◆ **Written problem**:
Find each line holding "birds" and copy it out.

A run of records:
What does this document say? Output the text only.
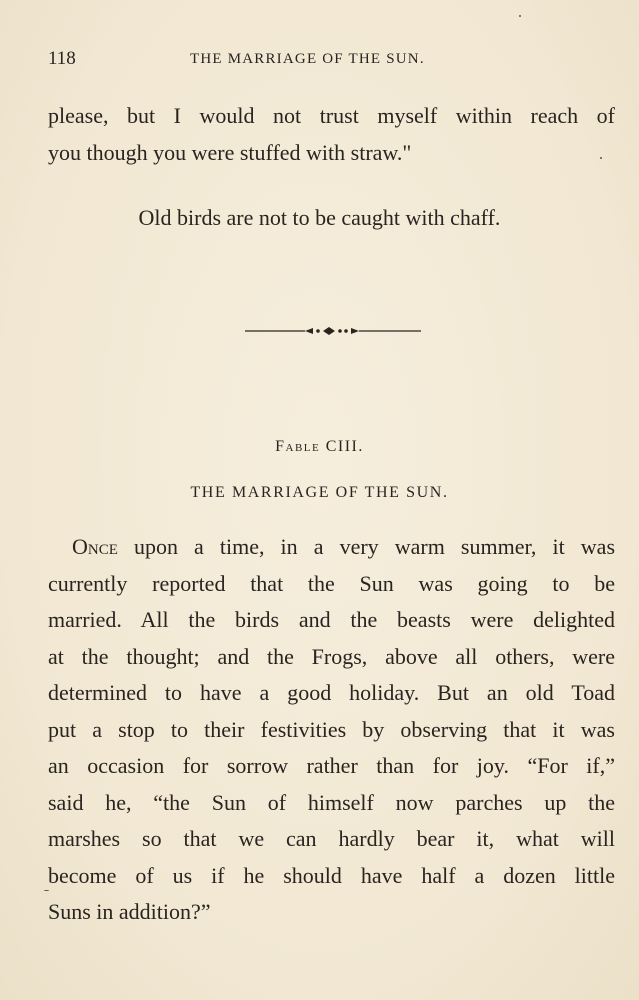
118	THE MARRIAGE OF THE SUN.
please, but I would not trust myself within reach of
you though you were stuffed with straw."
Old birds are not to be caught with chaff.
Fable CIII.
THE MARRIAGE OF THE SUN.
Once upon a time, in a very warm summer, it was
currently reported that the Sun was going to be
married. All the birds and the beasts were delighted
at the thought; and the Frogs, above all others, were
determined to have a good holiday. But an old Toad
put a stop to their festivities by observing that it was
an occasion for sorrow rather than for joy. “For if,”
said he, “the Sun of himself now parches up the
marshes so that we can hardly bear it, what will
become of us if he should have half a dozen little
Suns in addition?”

◆ **Output for this exercise**:
Old birds are not to be caught with chaff.
married. All the birds and the beasts were delighted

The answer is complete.